>> start

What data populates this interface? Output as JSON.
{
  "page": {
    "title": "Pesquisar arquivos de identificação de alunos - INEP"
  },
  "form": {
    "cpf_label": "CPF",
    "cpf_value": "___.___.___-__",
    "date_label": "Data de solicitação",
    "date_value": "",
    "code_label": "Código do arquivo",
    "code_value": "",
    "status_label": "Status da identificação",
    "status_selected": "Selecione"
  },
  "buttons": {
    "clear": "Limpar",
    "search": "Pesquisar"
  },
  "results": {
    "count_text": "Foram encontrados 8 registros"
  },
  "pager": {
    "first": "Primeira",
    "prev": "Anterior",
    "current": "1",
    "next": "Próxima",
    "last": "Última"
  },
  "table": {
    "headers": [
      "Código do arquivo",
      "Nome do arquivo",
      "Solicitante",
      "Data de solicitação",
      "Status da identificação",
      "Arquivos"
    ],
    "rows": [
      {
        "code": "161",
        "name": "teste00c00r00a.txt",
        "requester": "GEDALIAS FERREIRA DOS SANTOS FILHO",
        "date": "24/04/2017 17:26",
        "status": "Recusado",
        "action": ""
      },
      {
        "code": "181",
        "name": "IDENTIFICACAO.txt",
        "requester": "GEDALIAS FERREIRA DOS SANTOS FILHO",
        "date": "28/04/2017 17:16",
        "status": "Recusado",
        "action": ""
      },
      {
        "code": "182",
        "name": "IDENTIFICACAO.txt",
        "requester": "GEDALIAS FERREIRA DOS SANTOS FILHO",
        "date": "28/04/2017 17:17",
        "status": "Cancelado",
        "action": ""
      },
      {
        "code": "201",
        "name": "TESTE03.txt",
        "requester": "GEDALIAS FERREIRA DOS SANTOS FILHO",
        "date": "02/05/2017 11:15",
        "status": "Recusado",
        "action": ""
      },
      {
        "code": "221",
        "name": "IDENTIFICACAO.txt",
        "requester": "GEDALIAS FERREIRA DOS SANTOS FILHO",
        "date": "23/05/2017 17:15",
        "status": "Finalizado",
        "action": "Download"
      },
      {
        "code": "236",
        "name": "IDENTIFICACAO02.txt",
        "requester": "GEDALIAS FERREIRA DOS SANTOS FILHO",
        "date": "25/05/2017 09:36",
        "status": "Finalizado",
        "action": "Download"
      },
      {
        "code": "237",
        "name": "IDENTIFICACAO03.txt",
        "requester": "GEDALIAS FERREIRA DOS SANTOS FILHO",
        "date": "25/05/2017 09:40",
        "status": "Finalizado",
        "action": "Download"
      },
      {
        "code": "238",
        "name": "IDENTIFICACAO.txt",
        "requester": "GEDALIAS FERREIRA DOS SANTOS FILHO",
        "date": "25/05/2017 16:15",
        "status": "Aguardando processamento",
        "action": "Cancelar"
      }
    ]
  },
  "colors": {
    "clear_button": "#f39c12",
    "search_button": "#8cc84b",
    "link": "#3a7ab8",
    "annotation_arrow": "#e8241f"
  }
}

>> end

Goal: Check each line of the entries for the string "identificação". Copy the lines that have it.

Written solution:
    "title": "Pesquisar arquivos de identificação de alunos - INEP"
    "status_label": "Status da identificação",
      "Status da identificação",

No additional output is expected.